- Exercise aim
Find the string "JSON" in the entries and copy each line that has it.

** start Dataset content **

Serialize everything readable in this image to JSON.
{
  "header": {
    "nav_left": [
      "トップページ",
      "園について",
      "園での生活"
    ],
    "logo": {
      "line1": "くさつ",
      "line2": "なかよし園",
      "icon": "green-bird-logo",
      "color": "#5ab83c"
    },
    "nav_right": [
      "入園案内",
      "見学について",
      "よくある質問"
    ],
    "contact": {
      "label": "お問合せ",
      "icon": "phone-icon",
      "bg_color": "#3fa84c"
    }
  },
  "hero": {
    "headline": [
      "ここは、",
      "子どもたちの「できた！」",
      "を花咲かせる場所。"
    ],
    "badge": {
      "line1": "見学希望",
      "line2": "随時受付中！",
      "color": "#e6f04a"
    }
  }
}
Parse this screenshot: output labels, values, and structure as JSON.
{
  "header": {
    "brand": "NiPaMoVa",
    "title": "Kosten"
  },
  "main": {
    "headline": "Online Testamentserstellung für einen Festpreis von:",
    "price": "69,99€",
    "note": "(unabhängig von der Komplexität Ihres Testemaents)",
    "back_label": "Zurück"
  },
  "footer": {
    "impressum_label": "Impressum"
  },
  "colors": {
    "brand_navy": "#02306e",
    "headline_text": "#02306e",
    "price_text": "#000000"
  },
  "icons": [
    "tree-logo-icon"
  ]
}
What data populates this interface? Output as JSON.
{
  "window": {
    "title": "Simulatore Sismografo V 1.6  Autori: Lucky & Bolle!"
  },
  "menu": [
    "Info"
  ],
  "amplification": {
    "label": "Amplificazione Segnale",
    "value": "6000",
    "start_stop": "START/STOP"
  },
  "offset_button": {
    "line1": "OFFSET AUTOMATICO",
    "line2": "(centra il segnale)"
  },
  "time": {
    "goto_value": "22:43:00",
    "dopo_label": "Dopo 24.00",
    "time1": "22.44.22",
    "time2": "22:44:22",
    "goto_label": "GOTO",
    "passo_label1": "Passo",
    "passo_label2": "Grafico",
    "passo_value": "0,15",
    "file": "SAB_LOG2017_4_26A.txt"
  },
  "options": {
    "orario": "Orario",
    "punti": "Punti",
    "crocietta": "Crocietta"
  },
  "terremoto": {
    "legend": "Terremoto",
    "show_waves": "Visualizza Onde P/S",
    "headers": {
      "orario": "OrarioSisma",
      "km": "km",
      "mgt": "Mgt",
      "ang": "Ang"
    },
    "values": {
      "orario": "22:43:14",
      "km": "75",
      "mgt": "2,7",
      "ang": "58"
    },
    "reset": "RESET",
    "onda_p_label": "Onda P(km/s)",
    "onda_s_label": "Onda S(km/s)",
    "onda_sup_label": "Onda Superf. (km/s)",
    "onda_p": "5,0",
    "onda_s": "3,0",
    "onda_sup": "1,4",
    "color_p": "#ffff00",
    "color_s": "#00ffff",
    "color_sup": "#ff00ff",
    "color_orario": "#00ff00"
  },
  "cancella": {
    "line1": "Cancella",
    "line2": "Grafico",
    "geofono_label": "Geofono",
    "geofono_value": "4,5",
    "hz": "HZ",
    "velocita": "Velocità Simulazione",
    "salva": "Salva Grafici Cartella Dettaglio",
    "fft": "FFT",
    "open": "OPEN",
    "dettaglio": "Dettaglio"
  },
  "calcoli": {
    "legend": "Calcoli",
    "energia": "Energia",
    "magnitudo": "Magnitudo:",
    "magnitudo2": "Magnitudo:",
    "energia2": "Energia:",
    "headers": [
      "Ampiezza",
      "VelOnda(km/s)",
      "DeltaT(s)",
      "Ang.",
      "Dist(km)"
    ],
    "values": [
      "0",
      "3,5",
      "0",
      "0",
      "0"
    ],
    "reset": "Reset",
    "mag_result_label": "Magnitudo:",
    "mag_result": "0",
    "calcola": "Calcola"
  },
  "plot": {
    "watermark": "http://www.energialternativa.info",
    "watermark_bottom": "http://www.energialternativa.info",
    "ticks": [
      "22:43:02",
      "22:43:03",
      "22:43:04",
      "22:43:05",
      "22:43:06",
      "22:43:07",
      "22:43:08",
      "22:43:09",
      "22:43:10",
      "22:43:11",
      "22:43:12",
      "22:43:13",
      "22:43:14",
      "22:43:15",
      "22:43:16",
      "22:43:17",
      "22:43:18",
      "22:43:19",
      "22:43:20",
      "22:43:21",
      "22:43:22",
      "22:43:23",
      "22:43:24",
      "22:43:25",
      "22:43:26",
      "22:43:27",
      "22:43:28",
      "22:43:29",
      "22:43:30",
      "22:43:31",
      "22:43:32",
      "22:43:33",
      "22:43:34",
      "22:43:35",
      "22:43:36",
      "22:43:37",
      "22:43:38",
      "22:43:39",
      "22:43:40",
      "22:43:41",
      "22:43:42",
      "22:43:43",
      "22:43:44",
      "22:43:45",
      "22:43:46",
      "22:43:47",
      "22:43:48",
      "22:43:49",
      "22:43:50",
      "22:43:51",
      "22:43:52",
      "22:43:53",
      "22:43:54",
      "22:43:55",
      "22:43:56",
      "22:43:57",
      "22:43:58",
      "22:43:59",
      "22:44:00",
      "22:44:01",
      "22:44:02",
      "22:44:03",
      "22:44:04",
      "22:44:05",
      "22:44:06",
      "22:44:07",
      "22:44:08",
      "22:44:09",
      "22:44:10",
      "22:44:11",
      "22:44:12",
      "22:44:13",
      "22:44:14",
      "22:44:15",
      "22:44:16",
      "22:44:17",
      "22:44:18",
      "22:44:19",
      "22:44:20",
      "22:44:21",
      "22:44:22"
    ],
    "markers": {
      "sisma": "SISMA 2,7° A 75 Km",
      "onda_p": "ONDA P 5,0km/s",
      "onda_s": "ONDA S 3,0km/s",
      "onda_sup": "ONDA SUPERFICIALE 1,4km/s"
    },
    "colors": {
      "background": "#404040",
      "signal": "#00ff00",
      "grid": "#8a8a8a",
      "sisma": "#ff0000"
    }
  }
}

** end Dataset content **

- Result of the task
Serialize everything readable in this image to JSON.
Parse this screenshot: output labels, values, and structure as JSON.
What data populates this interface? Output as JSON.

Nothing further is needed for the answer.